### [Job]
Please restate the following records word for word.

### [Records for the exercise]
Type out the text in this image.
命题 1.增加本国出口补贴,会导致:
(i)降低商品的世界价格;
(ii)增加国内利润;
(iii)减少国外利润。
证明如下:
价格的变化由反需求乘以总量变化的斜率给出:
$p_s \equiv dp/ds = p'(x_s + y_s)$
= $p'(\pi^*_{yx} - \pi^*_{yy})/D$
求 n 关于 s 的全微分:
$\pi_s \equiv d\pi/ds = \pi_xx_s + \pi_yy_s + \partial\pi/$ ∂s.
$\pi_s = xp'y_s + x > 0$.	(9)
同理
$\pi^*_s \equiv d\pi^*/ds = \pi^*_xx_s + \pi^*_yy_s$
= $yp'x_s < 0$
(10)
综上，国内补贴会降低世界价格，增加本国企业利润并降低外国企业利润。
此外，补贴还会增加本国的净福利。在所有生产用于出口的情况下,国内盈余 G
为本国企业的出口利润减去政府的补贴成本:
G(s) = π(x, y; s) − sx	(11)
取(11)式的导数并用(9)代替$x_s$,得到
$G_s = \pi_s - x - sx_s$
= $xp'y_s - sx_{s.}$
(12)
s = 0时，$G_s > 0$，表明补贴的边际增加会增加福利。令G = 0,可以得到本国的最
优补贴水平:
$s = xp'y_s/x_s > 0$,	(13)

### [Task response]
Type out the text in this image.
命题 1.增加本国出口补贴,会导致:
(i)降低商品的世界价格;
(ii)增加国内利润;
(iii)减少国外利润。
证明如下:
价格的变化由反需求乘以总量变化的斜率给出:
$p_s \equiv dp/ds = p'(x_s + y_s)$
= $p'(\pi^*_{yx} - \pi^*_{yy})/D$
求 n 关于 s 的全微分:
$\pi_s \equiv d\pi/ds = \pi_xx_s + \pi_yy_s + \partial\pi/$ ∂s.
$\pi_s = xp'y_s + x > 0$.	(9)
同理
$\pi^*_s \equiv d\pi^*/ds = \pi^*_xx_s + \pi^*_yy_s$
= $yp'x_s < 0$
(10)
综上，国内补贴会降低世界价格，增加本国企业利润并降低外国企业利润。
此外，补贴还会增加本国的净福利。在所有生产用于出口的情况下,国内盈余 G
为本国企业的出口利润减去政府的补贴成本:
G(s) = π(x, y; s) − sx	(11)
取(11)式的导数并用(9)代替$x_s$,得到
$G_s = \pi_s - x - sx_s$
= $xp'y_s - sx_{s.}$
(12)
s = 0时，$G_s > 0$，表明补贴的边际增加会增加福利。令G = 0,可以得到本国的最
优补贴水平:
$s = xp'y_s/x_s > 0$,	(13)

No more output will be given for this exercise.